Show each line that has the string "screenshot" in it.

--- START Extracted records ---

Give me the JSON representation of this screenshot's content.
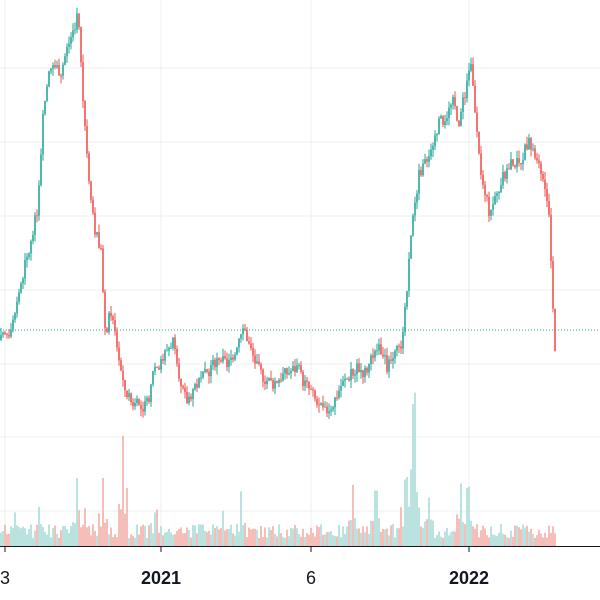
{
  "colors": {
    "up": "#26a69a",
    "down": "#ef5350",
    "up_volume": "#b2dfdb",
    "down_volume": "#f5b7b1",
    "grid": "#eceff3",
    "axis_line": "#131722",
    "price_line": "#26a69a",
    "background": "#ffffff"
  },
  "chart_data": {
    "type": "candlestick",
    "title": "",
    "grid": true,
    "price_line": {
      "style": "dotted"
    },
    "x_tick_labels": [
      {
        "label": "3",
        "bold": false
      },
      {
        "label": "2021",
        "bold": true
      },
      {
        "label": "6",
        "bold": false
      },
      {
        "label": "2022",
        "bold": true
      }
    ],
    "price_path": [
      {
        "t": 0,
        "v": 0.32
      },
      {
        "t": 8,
        "v": 0.36
      },
      {
        "t": 16,
        "v": 0.5
      },
      {
        "t": 22,
        "v": 0.62
      },
      {
        "t": 30,
        "v": 0.75
      },
      {
        "t": 36,
        "v": 0.9
      },
      {
        "t": 42,
        "v": 1.3
      },
      {
        "t": 46,
        "v": 1.48
      },
      {
        "t": 52,
        "v": 1.55
      },
      {
        "t": 60,
        "v": 1.52
      },
      {
        "t": 66,
        "v": 1.62
      },
      {
        "t": 72,
        "v": 1.7
      },
      {
        "t": 77,
        "v": 1.78
      },
      {
        "t": 82,
        "v": 1.4
      },
      {
        "t": 88,
        "v": 1.05
      },
      {
        "t": 94,
        "v": 0.82
      },
      {
        "t": 100,
        "v": 0.7
      },
      {
        "t": 104,
        "v": 0.35
      },
      {
        "t": 110,
        "v": 0.45
      },
      {
        "t": 116,
        "v": 0.3
      },
      {
        "t": 122,
        "v": 0.12
      },
      {
        "t": 130,
        "v": 0.05
      },
      {
        "t": 140,
        "v": 0.02
      },
      {
        "t": 148,
        "v": 0.04
      },
      {
        "t": 152,
        "v": 0.2
      },
      {
        "t": 160,
        "v": 0.22
      },
      {
        "t": 166,
        "v": 0.28
      },
      {
        "t": 172,
        "v": 0.32
      },
      {
        "t": 178,
        "v": 0.12
      },
      {
        "t": 186,
        "v": 0.05
      },
      {
        "t": 194,
        "v": 0.12
      },
      {
        "t": 202,
        "v": 0.15
      },
      {
        "t": 210,
        "v": 0.2
      },
      {
        "t": 218,
        "v": 0.25
      },
      {
        "t": 226,
        "v": 0.2
      },
      {
        "t": 234,
        "v": 0.28
      },
      {
        "t": 242,
        "v": 0.4
      },
      {
        "t": 248,
        "v": 0.3
      },
      {
        "t": 256,
        "v": 0.2
      },
      {
        "t": 264,
        "v": 0.15
      },
      {
        "t": 272,
        "v": 0.13
      },
      {
        "t": 280,
        "v": 0.16
      },
      {
        "t": 288,
        "v": 0.18
      },
      {
        "t": 296,
        "v": 0.2
      },
      {
        "t": 302,
        "v": 0.14
      },
      {
        "t": 310,
        "v": 0.09
      },
      {
        "t": 318,
        "v": 0.02
      },
      {
        "t": 324,
        "v": 0.0
      },
      {
        "t": 332,
        "v": 0.04
      },
      {
        "t": 340,
        "v": 0.12
      },
      {
        "t": 348,
        "v": 0.16
      },
      {
        "t": 356,
        "v": 0.2
      },
      {
        "t": 364,
        "v": 0.18
      },
      {
        "t": 372,
        "v": 0.24
      },
      {
        "t": 378,
        "v": 0.3
      },
      {
        "t": 386,
        "v": 0.2
      },
      {
        "t": 394,
        "v": 0.25
      },
      {
        "t": 400,
        "v": 0.3
      },
      {
        "t": 406,
        "v": 0.55
      },
      {
        "t": 412,
        "v": 0.9
      },
      {
        "t": 418,
        "v": 1.05
      },
      {
        "t": 424,
        "v": 1.12
      },
      {
        "t": 430,
        "v": 1.18
      },
      {
        "t": 438,
        "v": 1.28
      },
      {
        "t": 446,
        "v": 1.33
      },
      {
        "t": 452,
        "v": 1.38
      },
      {
        "t": 458,
        "v": 1.3
      },
      {
        "t": 464,
        "v": 1.42
      },
      {
        "t": 470,
        "v": 1.55
      },
      {
        "t": 476,
        "v": 1.22
      },
      {
        "t": 482,
        "v": 1.0
      },
      {
        "t": 488,
        "v": 0.9
      },
      {
        "t": 494,
        "v": 0.95
      },
      {
        "t": 500,
        "v": 1.02
      },
      {
        "t": 506,
        "v": 1.08
      },
      {
        "t": 512,
        "v": 1.12
      },
      {
        "t": 518,
        "v": 1.1
      },
      {
        "t": 526,
        "v": 1.2
      },
      {
        "t": 532,
        "v": 1.18
      },
      {
        "t": 538,
        "v": 1.08
      },
      {
        "t": 544,
        "v": 1.0
      },
      {
        "t": 548,
        "v": 0.85
      },
      {
        "t": 551,
        "v": 0.6
      },
      {
        "t": 553,
        "v": 0.35
      },
      {
        "t": 555,
        "v": 0.22
      }
    ],
    "volume_spikes": [
      {
        "t": 14,
        "v": 0.45
      },
      {
        "t": 38,
        "v": 0.55
      },
      {
        "t": 76,
        "v": 0.95
      },
      {
        "t": 84,
        "v": 0.55
      },
      {
        "t": 102,
        "v": 0.95
      },
      {
        "t": 122,
        "v": 1.55
      },
      {
        "t": 155,
        "v": 0.6
      },
      {
        "t": 222,
        "v": 0.5
      },
      {
        "t": 240,
        "v": 0.85
      },
      {
        "t": 352,
        "v": 0.95
      },
      {
        "t": 375,
        "v": 0.75
      },
      {
        "t": 405,
        "v": 1.05
      },
      {
        "t": 413,
        "v": 2.1
      },
      {
        "t": 428,
        "v": 0.75
      },
      {
        "t": 460,
        "v": 0.9
      },
      {
        "t": 467,
        "v": 0.85
      }
    ]
  }
}
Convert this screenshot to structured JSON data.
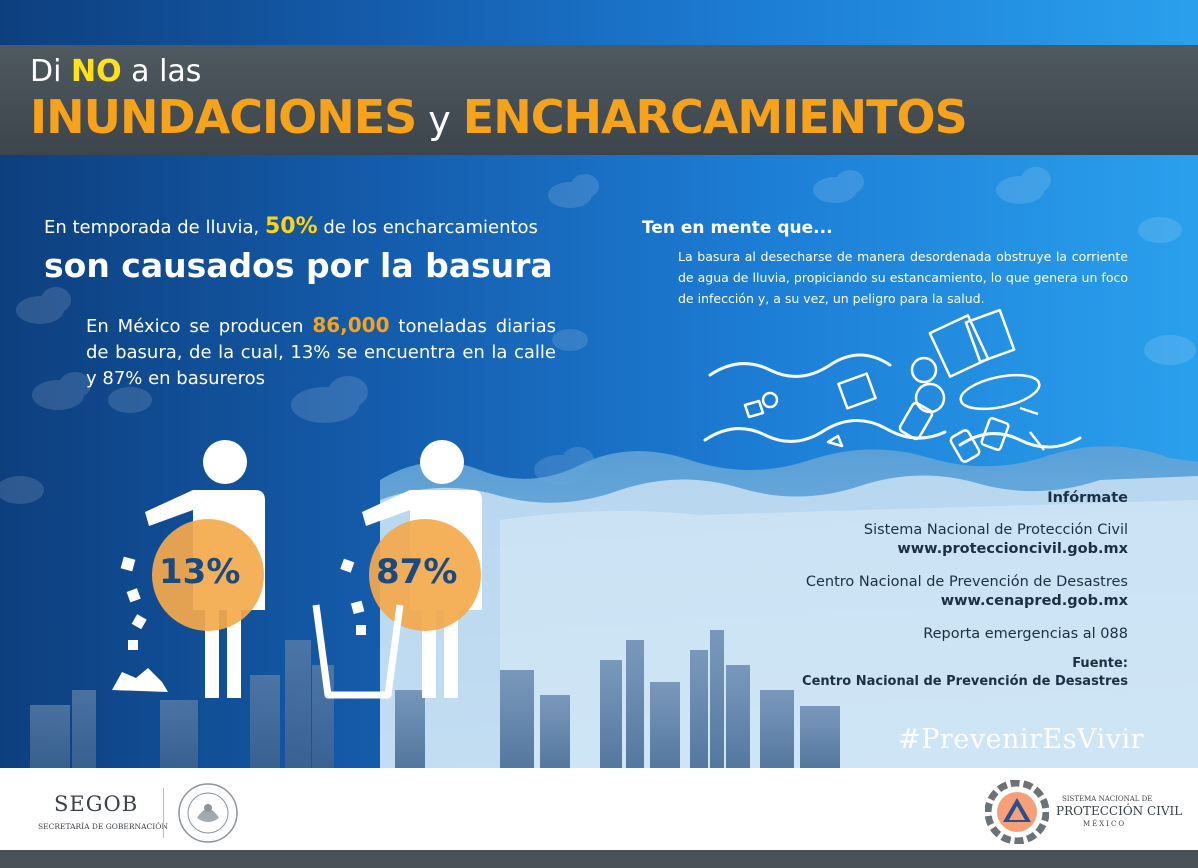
{
  "title": {
    "pre": "Di ",
    "no": "NO",
    "post": " a las",
    "word1": "INUNDACIONES",
    "connector": "y",
    "word2": "ENCHARCAMIENTOS"
  },
  "lead": {
    "part1": "En temporada de lluvia, ",
    "percent": "50%",
    "part2": " de los encharcamientos",
    "headline": "son causados por la basura",
    "body_pre": "En México se producen ",
    "tons": "86,000",
    "body_post": " toneladas diarias de basura, de la cual, 13% se encuentra en la calle y 87% en basureros"
  },
  "stats": [
    {
      "label": "13%",
      "value": 13,
      "where": "calle"
    },
    {
      "label": "87%",
      "value": 87,
      "where": "basureros"
    }
  ],
  "ten_en_mente": {
    "heading": "Ten en mente que...",
    "body": "La basura al desecharse de manera desordenada obstruye la corriente de agua de lluvia, propiciando su estancamiento, lo que genera un foco de infección y, a su vez, un peligro para la salud."
  },
  "info": {
    "heading": "Infórmate",
    "org1": "Sistema Nacional de Protección Civil",
    "url1": "www.proteccioncivil.gob.mx",
    "org2": "Centro Nacional de Prevención de Desastres",
    "url2": "www.cenapred.gob.mx",
    "emergency": "Reporta emergencias al 088",
    "source_label": "Fuente:",
    "source": "Centro Nacional de Prevención de Desastres"
  },
  "hashtag": "#PrevenirEsVivir",
  "footer": {
    "segob": "SEGOB",
    "segob_sub": "SECRETARÍA DE GOBERNACIÓN",
    "pc_small": "SISTEMA NACIONAL DE",
    "pc_big": "PROTECCIÓN CIVIL",
    "pc_mex": "MÉXICO"
  },
  "colors": {
    "orange": "#f7a21b",
    "yellow": "#ffe21a",
    "dark_band": "#3c454c",
    "blue_dark": "#0d3f7e",
    "blue_light": "#2aa0ec"
  },
  "icons": [
    "person-throwing-trash-icon",
    "person-using-bin-icon",
    "trash-bin-icon",
    "floating-garbage-icon",
    "rain-cloud-icon",
    "protection-civil-logo-icon",
    "mexico-seal-icon"
  ]
}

--- END Extracted records ---

▶ Written reply:
Give me the JSON representation of this screenshot's content.
Convert this screenshot to structured JSON data.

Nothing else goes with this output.